*Goal of the exercise:* Can you transcribe every record below exactly as it appears?

>>>

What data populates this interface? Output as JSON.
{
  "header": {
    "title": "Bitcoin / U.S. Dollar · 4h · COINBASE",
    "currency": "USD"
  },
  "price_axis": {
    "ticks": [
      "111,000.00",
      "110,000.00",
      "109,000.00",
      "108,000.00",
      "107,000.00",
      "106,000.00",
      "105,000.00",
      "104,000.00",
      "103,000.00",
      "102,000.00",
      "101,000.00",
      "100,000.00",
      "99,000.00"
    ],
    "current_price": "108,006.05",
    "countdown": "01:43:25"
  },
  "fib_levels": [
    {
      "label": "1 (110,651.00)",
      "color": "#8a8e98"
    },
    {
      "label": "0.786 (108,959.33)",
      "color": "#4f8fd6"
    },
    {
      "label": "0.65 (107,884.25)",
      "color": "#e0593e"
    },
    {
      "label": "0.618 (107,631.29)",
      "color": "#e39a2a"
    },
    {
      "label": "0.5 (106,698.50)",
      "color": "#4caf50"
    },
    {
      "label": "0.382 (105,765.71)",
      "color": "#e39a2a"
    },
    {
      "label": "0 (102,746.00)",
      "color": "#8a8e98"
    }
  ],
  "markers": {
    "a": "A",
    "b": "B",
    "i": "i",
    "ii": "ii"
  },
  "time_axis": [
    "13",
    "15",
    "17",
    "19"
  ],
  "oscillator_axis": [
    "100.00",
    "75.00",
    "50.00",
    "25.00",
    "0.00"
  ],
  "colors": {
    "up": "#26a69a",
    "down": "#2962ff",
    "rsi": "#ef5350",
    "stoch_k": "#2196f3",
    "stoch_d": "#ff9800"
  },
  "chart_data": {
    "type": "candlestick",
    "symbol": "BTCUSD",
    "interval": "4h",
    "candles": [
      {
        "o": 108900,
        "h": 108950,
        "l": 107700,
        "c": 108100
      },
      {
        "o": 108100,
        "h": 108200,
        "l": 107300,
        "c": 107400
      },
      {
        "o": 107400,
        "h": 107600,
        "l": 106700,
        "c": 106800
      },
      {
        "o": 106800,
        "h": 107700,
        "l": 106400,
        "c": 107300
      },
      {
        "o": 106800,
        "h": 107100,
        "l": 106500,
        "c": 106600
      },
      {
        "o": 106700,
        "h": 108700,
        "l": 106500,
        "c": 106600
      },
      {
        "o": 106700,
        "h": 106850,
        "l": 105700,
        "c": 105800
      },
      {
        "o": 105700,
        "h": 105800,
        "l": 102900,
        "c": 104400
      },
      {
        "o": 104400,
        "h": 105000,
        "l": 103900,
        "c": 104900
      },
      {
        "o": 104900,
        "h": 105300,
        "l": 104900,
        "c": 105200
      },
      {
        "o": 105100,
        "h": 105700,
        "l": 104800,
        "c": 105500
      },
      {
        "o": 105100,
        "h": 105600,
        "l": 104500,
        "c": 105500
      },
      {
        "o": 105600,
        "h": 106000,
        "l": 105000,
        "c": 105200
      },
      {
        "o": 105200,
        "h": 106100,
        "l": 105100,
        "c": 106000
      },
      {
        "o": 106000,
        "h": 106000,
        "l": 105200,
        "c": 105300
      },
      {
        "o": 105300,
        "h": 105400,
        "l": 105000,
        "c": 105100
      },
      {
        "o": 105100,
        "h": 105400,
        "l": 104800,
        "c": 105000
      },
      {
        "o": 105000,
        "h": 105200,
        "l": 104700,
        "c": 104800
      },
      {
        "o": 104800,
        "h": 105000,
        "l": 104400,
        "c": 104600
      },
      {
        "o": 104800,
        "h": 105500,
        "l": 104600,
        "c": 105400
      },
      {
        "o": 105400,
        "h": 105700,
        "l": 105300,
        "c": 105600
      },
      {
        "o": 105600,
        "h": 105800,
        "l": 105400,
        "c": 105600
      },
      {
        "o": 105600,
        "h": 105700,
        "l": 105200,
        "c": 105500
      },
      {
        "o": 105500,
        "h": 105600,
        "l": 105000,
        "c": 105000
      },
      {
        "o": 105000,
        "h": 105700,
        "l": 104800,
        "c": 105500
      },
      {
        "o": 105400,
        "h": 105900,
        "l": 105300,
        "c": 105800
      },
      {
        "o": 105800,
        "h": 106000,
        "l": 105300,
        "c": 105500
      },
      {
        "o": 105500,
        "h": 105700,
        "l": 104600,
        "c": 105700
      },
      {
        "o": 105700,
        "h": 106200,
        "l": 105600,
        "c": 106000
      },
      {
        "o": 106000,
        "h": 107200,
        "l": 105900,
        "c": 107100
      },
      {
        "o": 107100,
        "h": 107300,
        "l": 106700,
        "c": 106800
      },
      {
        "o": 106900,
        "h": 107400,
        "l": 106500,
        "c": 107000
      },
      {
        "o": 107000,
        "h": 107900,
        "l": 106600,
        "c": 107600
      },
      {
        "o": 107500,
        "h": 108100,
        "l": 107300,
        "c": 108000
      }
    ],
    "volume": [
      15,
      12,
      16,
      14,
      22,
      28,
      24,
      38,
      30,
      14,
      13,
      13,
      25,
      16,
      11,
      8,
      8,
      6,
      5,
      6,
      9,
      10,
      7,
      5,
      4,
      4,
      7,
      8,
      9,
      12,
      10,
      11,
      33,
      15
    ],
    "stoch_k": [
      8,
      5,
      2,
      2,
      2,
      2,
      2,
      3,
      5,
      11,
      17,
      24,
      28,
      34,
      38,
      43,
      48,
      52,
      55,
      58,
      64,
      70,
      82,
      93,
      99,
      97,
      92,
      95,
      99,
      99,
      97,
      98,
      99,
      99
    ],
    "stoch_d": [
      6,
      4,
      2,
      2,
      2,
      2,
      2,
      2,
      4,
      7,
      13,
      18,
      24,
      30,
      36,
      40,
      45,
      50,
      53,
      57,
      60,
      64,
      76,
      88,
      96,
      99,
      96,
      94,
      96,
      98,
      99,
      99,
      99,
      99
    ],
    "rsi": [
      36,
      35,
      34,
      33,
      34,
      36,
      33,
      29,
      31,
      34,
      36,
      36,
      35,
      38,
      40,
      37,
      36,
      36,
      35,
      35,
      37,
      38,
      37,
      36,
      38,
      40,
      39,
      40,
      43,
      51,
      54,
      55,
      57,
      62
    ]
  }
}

<<<

*Answer below:*
What data populates this interface? Output as JSON.
{
  "header": {
    "title": "Bitcoin / U.S. Dollar · 4h · COINBASE",
    "currency": "USD"
  },
  "price_axis": {
    "ticks": [
      "111,000.00",
      "110,000.00",
      "109,000.00",
      "108,000.00",
      "107,000.00",
      "106,000.00",
      "105,000.00",
      "104,000.00",
      "103,000.00",
      "102,000.00",
      "101,000.00",
      "100,000.00",
      "99,000.00"
    ],
    "current_price": "108,006.05",
    "countdown": "01:43:25"
  },
  "fib_levels": [
    {
      "label": "1 (110,651.00)",
      "color": "#8a8e98"
    },
    {
      "label": "0.786 (108,959.33)",
      "color": "#4f8fd6"
    },
    {
      "label": "0.65 (107,884.25)",
      "color": "#e0593e"
    },
    {
      "label": "0.618 (107,631.29)",
      "color": "#e39a2a"
    },
    {
      "label": "0.5 (106,698.50)",
      "color": "#4caf50"
    },
    {
      "label": "0.382 (105,765.71)",
      "color": "#e39a2a"
    },
    {
      "label": "0 (102,746.00)",
      "color": "#8a8e98"
    }
  ],
  "markers": {
    "a": "A",
    "b": "B",
    "i": "i",
    "ii": "ii"
  },
  "time_axis": [
    "13",
    "15",
    "17",
    "19"
  ],
  "oscillator_axis": [
    "100.00",
    "75.00",
    "50.00",
    "25.00",
    "0.00"
  ],
  "colors": {
    "up": "#26a69a",
    "down": "#2962ff",
    "rsi": "#ef5350",
    "stoch_k": "#2196f3",
    "stoch_d": "#ff9800"
  },
  "chart_data": {
    "type": "candlestick",
    "symbol": "BTCUSD",
    "interval": "4h",
    "candles": [
      {
        "o": 108900,
        "h": 108950,
        "l": 107700,
        "c": 108100
      },
      {
        "o": 108100,
        "h": 108200,
        "l": 107300,
        "c": 107400
      },
      {
        "o": 107400,
        "h": 107600,
        "l": 106700,
        "c": 106800
      },
      {
        "o": 106800,
        "h": 107700,
        "l": 106400,
        "c": 107300
      },
      {
        "o": 106800,
        "h": 107100,
        "l": 106500,
        "c": 106600
      },
      {
        "o": 106700,
        "h": 108700,
        "l": 106500,
        "c": 106600
      },
      {
        "o": 106700,
        "h": 106850,
        "l": 105700,
        "c": 105800
      },
      {
        "o": 105700,
        "h": 105800,
        "l": 102900,
        "c": 104400
      },
      {
        "o": 104400,
        "h": 105000,
        "l": 103900,
        "c": 104900
      },
      {
        "o": 104900,
        "h": 105300,
        "l": 104900,
        "c": 105200
      },
      {
        "o": 105100,
        "h": 105700,
        "l": 104800,
        "c": 105500
      },
      {
        "o": 105100,
        "h": 105600,
        "l": 104500,
        "c": 105500
      },
      {
        "o": 105600,
        "h": 106000,
        "l": 105000,
        "c": 105200
      },
      {
        "o": 105200,
        "h": 106100,
        "l": 105100,
        "c": 106000
      },
      {
        "o": 106000,
        "h": 106000,
        "l": 105200,
        "c": 105300
      },
      {
        "o": 105300,
        "h": 105400,
        "l": 105000,
        "c": 105100
      },
      {
        "o": 105100,
        "h": 105400,
        "l": 104800,
        "c": 105000
      },
      {
        "o": 105000,
        "h": 105200,
        "l": 104700,
        "c": 104800
      },
      {
        "o": 104800,
        "h": 105000,
        "l": 104400,
        "c": 104600
      },
      {
        "o": 104800,
        "h": 105500,
        "l": 104600,
        "c": 105400
      },
      {
        "o": 105400,
        "h": 105700,
        "l": 105300,
        "c": 105600
      },
      {
        "o": 105600,
        "h": 105800,
        "l": 105400,
        "c": 105600
      },
      {
        "o": 105600,
        "h": 105700,
        "l": 105200,
        "c": 105500
      },
      {
        "o": 105500,
        "h": 105600,
        "l": 105000,
        "c": 105000
      },
      {
        "o": 105000,
        "h": 105700,
        "l": 104800,
        "c": 105500
      },
      {
        "o": 105400,
        "h": 105900,
        "l": 105300,
        "c": 105800
      },
      {
        "o": 105800,
        "h": 106000,
        "l": 105300,
        "c": 105500
      },
      {
        "o": 105500,
        "h": 105700,
        "l": 104600,
        "c": 105700
      },
      {
        "o": 105700,
        "h": 106200,
        "l": 105600,
        "c": 106000
      },
      {
        "o": 106000,
        "h": 107200,
        "l": 105900,
        "c": 107100
      },
      {
        "o": 107100,
        "h": 107300,
        "l": 106700,
        "c": 106800
      },
      {
        "o": 106900,
        "h": 107400,
        "l": 106500,
        "c": 107000
      },
      {
        "o": 107000,
        "h": 107900,
        "l": 106600,
        "c": 107600
      },
      {
        "o": 107500,
        "h": 108100,
        "l": 107300,
        "c": 108000
      }
    ],
    "volume": [
      15,
      12,
      16,
      14,
      22,
      28,
      24,
      38,
      30,
      14,
      13,
      13,
      25,
      16,
      11,
      8,
      8,
      6,
      5,
      6,
      9,
      10,
      7,
      5,
      4,
      4,
      7,
      8,
      9,
      12,
      10,
      11,
      33,
      15
    ],
    "stoch_k": [
      8,
      5,
      2,
      2,
      2,
      2,
      2,
      3,
      5,
      11,
      17,
      24,
      28,
      34,
      38,
      43,
      48,
      52,
      55,
      58,
      64,
      70,
      82,
      93,
      99,
      97,
      92,
      95,
      99,
      99,
      97,
      98,
      99,
      99
    ],
    "stoch_d": [
      6,
      4,
      2,
      2,
      2,
      2,
      2,
      2,
      4,
      7,
      13,
      18,
      24,
      30,
      36,
      40,
      45,
      50,
      53,
      57,
      60,
      64,
      76,
      88,
      96,
      99,
      96,
      94,
      96,
      98,
      99,
      99,
      99,
      99
    ],
    "rsi": [
      36,
      35,
      34,
      33,
      34,
      36,
      33,
      29,
      31,
      34,
      36,
      36,
      35,
      38,
      40,
      37,
      36,
      36,
      35,
      35,
      37,
      38,
      37,
      36,
      38,
      40,
      39,
      40,
      43,
      51,
      54,
      55,
      57,
      62
    ]
  }
}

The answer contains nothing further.